## Short problem
Spot each line in the records below where the word "when" occurs, then copy it.

## Source data
_____
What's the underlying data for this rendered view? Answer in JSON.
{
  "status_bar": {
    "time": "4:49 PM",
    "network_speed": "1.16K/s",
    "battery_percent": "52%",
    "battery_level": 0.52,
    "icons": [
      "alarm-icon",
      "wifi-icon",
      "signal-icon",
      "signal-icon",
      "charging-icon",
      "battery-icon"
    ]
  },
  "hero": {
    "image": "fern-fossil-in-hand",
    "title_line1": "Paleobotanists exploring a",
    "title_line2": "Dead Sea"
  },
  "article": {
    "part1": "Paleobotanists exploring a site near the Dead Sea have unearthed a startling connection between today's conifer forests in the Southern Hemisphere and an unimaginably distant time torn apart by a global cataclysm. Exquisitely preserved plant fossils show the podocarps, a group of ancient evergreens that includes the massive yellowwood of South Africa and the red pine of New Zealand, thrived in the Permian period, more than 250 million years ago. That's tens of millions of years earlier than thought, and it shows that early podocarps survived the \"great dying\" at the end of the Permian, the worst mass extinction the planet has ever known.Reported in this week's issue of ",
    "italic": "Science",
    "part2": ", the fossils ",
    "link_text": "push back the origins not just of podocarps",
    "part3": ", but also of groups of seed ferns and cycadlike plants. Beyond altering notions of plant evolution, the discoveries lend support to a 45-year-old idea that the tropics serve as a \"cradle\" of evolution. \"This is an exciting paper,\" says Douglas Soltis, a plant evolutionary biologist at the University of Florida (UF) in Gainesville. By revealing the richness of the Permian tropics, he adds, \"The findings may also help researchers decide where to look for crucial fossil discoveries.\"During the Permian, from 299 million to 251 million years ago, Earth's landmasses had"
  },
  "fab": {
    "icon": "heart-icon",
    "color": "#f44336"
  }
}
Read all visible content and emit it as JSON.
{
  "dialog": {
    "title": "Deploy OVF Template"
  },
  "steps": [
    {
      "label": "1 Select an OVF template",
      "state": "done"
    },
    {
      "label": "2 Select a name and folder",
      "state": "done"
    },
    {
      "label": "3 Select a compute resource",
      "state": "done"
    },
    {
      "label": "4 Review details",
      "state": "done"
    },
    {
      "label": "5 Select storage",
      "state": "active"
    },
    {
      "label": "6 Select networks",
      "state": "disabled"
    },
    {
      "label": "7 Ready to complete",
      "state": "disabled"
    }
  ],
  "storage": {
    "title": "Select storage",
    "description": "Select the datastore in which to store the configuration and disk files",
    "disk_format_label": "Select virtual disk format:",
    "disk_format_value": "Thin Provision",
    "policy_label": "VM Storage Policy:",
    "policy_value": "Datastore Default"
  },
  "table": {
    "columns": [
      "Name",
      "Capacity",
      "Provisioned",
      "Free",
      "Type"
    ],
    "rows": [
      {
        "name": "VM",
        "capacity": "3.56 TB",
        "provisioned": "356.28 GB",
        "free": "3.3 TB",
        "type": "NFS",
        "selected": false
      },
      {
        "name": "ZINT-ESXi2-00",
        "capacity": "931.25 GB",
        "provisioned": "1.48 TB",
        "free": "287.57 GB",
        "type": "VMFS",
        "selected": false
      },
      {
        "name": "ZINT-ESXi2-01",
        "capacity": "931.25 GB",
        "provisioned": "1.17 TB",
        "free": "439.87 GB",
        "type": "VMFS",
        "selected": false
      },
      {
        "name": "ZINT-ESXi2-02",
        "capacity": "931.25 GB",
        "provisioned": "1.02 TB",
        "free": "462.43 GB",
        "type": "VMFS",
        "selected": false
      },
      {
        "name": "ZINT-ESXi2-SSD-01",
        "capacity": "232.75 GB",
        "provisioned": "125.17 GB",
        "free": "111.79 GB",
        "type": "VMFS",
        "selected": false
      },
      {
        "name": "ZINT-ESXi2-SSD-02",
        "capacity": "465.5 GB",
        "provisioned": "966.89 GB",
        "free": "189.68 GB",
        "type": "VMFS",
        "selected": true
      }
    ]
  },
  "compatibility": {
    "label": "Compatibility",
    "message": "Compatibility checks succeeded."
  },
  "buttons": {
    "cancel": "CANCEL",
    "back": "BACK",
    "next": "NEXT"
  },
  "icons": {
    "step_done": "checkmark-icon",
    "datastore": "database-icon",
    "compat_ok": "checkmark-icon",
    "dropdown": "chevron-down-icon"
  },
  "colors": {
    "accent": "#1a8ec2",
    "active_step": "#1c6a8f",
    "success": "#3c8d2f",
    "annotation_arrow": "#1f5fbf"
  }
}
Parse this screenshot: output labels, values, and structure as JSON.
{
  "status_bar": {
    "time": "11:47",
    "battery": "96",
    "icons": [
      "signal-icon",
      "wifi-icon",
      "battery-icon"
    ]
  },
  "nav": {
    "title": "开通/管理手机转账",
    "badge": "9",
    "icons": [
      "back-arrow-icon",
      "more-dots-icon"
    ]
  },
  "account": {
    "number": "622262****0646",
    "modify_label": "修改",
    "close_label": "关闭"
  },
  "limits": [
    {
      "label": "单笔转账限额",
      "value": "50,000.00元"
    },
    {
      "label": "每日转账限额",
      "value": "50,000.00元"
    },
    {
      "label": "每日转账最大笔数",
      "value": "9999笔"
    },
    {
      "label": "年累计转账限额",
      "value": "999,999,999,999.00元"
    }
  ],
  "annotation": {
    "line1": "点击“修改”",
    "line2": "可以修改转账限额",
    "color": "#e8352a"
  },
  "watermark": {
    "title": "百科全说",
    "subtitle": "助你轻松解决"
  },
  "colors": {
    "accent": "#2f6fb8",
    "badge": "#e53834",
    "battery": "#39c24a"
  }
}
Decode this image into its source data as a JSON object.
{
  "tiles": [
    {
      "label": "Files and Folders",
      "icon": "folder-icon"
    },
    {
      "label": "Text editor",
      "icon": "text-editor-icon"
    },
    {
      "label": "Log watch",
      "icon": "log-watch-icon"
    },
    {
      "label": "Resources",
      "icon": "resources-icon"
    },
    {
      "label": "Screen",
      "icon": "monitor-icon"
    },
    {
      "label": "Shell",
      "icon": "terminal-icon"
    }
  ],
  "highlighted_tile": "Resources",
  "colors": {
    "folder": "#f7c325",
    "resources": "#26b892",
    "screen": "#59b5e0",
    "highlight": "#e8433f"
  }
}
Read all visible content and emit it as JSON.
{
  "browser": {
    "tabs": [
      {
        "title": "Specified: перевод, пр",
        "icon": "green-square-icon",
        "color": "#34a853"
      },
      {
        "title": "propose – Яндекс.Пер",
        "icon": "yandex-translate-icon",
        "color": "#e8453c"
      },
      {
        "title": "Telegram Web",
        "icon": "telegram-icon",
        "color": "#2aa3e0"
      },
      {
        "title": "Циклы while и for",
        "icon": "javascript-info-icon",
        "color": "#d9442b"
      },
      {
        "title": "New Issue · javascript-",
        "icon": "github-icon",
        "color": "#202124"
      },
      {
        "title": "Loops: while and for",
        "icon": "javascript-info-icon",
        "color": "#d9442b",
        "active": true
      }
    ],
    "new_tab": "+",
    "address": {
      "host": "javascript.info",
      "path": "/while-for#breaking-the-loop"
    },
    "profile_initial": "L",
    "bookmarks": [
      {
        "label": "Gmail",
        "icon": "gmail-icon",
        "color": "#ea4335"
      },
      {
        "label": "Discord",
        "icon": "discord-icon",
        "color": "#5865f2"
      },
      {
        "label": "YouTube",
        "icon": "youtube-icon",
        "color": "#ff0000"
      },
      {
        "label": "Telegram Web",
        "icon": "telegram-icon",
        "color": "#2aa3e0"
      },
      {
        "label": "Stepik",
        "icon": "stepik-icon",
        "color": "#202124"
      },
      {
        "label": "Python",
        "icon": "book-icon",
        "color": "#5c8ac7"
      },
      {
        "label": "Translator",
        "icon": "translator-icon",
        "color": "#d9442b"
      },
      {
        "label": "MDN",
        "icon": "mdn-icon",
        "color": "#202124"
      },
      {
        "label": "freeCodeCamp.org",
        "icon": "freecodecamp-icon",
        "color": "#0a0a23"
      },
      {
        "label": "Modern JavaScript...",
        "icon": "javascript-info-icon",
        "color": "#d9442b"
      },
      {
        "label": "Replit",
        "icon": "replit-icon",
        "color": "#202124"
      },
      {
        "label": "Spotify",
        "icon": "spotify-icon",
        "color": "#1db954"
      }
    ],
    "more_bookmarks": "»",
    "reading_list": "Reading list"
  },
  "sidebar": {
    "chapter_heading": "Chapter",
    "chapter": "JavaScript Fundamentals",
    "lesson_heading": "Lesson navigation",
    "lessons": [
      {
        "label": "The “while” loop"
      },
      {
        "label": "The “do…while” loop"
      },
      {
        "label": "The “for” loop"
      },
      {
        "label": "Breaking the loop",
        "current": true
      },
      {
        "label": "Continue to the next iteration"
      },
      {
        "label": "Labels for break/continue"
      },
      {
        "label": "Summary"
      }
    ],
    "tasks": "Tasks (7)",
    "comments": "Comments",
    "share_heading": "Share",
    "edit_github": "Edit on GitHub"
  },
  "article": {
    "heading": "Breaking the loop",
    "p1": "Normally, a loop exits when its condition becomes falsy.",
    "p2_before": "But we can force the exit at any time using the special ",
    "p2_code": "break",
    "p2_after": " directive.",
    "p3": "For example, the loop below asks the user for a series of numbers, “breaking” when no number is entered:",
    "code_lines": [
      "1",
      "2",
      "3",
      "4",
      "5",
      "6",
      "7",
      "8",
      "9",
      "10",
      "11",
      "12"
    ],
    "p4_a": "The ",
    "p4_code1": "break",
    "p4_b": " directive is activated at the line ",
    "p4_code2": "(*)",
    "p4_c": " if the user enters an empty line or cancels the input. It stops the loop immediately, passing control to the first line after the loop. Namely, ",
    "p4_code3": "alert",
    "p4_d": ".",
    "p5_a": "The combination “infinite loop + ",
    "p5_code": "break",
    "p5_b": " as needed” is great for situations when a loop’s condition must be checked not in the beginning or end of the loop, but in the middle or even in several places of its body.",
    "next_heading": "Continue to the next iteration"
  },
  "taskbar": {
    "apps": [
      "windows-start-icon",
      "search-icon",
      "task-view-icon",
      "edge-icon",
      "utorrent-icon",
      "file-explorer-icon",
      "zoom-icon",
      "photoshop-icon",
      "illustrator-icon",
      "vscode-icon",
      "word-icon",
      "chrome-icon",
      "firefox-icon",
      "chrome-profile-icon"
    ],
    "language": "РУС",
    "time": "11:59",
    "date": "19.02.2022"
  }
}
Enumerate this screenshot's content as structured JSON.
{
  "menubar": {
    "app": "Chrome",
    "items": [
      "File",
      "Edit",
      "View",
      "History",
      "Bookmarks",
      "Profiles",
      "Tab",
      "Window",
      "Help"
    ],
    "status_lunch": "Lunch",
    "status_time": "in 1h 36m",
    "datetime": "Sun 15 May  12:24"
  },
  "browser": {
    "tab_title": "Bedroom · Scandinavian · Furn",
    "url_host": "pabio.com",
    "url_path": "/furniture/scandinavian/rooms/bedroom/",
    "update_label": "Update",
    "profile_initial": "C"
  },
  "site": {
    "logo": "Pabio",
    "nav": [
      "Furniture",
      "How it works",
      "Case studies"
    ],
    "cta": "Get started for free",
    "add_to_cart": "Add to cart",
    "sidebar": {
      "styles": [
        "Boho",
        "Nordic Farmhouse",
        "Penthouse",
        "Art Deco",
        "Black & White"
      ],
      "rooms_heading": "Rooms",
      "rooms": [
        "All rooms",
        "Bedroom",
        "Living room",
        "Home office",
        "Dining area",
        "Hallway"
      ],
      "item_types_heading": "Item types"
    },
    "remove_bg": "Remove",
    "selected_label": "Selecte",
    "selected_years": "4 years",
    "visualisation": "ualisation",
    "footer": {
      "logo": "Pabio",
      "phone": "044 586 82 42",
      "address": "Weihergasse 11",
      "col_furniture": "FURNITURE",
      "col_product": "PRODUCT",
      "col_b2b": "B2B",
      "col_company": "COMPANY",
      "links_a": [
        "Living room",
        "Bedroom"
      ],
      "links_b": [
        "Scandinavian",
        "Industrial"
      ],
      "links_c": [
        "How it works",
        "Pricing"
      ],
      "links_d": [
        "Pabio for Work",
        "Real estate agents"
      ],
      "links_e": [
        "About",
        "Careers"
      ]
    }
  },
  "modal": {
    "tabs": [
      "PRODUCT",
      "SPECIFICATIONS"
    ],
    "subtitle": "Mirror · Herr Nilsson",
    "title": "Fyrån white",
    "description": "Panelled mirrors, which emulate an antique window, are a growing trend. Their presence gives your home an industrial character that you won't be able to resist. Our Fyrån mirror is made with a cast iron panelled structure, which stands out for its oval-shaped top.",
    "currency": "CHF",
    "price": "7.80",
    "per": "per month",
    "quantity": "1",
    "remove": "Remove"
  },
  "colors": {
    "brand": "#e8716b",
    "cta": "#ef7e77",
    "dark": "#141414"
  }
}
_____
## Expected output
    "p1": "Normally, a loop exits when its condition becomes falsy.",
    "p3": "For example, the loop below asks the user for a series of numbers, “breaking” when no number is entered:",
    "p5_b": " as needed” is great for situations when a loop’s condition must be checked not in the beginning or end of the loop, but in the middle or even in several places of its body.",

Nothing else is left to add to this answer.